Objective ->
Rewrite the material from its first line through the line with "y-tick-label: 160 <box>47 149 72 164</box>", changing each "data-label" to "value-label" and keeping everything else the same.

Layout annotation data
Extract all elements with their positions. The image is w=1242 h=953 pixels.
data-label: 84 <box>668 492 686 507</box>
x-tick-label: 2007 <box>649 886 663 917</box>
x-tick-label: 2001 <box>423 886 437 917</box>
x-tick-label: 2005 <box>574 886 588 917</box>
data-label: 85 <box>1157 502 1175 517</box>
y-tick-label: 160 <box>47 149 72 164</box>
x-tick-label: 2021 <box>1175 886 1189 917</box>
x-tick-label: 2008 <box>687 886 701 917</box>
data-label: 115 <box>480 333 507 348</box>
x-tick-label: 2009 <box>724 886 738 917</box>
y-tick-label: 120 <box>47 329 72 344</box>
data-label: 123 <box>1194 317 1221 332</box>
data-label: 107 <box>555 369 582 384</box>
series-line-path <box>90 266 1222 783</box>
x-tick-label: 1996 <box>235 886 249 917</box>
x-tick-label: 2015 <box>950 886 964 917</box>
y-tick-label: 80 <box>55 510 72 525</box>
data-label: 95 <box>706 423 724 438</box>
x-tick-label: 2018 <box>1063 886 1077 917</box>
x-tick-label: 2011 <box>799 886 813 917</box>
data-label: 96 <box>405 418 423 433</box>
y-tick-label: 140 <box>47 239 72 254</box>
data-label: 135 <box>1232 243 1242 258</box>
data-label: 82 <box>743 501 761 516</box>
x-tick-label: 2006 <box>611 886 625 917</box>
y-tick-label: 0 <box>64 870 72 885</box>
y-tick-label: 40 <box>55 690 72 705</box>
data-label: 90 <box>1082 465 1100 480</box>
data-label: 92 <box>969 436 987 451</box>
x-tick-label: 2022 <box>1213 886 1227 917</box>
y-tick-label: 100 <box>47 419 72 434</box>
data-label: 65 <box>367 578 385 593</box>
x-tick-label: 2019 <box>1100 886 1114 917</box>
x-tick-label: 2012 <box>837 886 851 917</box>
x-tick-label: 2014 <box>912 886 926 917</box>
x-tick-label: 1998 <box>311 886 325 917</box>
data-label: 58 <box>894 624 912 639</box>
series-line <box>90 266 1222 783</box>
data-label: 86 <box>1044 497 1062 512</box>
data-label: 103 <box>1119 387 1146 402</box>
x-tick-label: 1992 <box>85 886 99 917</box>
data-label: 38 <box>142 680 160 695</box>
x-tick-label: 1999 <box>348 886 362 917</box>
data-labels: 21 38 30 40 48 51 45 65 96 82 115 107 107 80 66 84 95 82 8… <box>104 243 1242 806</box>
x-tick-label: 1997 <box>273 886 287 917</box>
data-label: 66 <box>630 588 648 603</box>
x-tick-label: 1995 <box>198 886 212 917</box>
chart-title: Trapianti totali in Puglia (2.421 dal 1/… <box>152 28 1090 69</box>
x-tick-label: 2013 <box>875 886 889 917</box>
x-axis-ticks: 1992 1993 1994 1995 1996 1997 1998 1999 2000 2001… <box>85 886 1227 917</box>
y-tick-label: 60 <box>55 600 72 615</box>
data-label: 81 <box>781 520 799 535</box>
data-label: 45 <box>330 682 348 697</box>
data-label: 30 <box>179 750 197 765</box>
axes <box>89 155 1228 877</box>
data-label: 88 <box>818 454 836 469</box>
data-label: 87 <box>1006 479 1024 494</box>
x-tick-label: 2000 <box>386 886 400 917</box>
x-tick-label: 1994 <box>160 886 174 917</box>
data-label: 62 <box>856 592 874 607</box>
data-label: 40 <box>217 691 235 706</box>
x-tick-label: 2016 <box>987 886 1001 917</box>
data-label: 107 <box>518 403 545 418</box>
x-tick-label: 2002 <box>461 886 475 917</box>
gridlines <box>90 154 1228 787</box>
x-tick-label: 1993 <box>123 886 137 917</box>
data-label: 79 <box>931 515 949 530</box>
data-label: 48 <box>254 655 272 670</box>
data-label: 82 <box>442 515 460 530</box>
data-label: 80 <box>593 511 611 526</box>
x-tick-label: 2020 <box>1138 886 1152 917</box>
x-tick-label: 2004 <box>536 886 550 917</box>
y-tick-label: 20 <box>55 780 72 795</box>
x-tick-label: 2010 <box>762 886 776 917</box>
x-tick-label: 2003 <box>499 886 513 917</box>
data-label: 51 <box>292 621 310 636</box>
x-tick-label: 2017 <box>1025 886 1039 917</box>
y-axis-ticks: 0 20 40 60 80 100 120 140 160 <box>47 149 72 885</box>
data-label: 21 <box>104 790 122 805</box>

Final result ->
Extract all elements with their positions. The image is w=1242 h=953 pixels.
value-label: 84 <box>668 492 686 507</box>
x-tick-label: 2007 <box>649 886 663 917</box>
x-tick-label: 2001 <box>423 886 437 917</box>
x-tick-label: 2005 <box>574 886 588 917</box>
value-label: 85 <box>1157 502 1175 517</box>
y-tick-label: 160 <box>47 149 72 164</box>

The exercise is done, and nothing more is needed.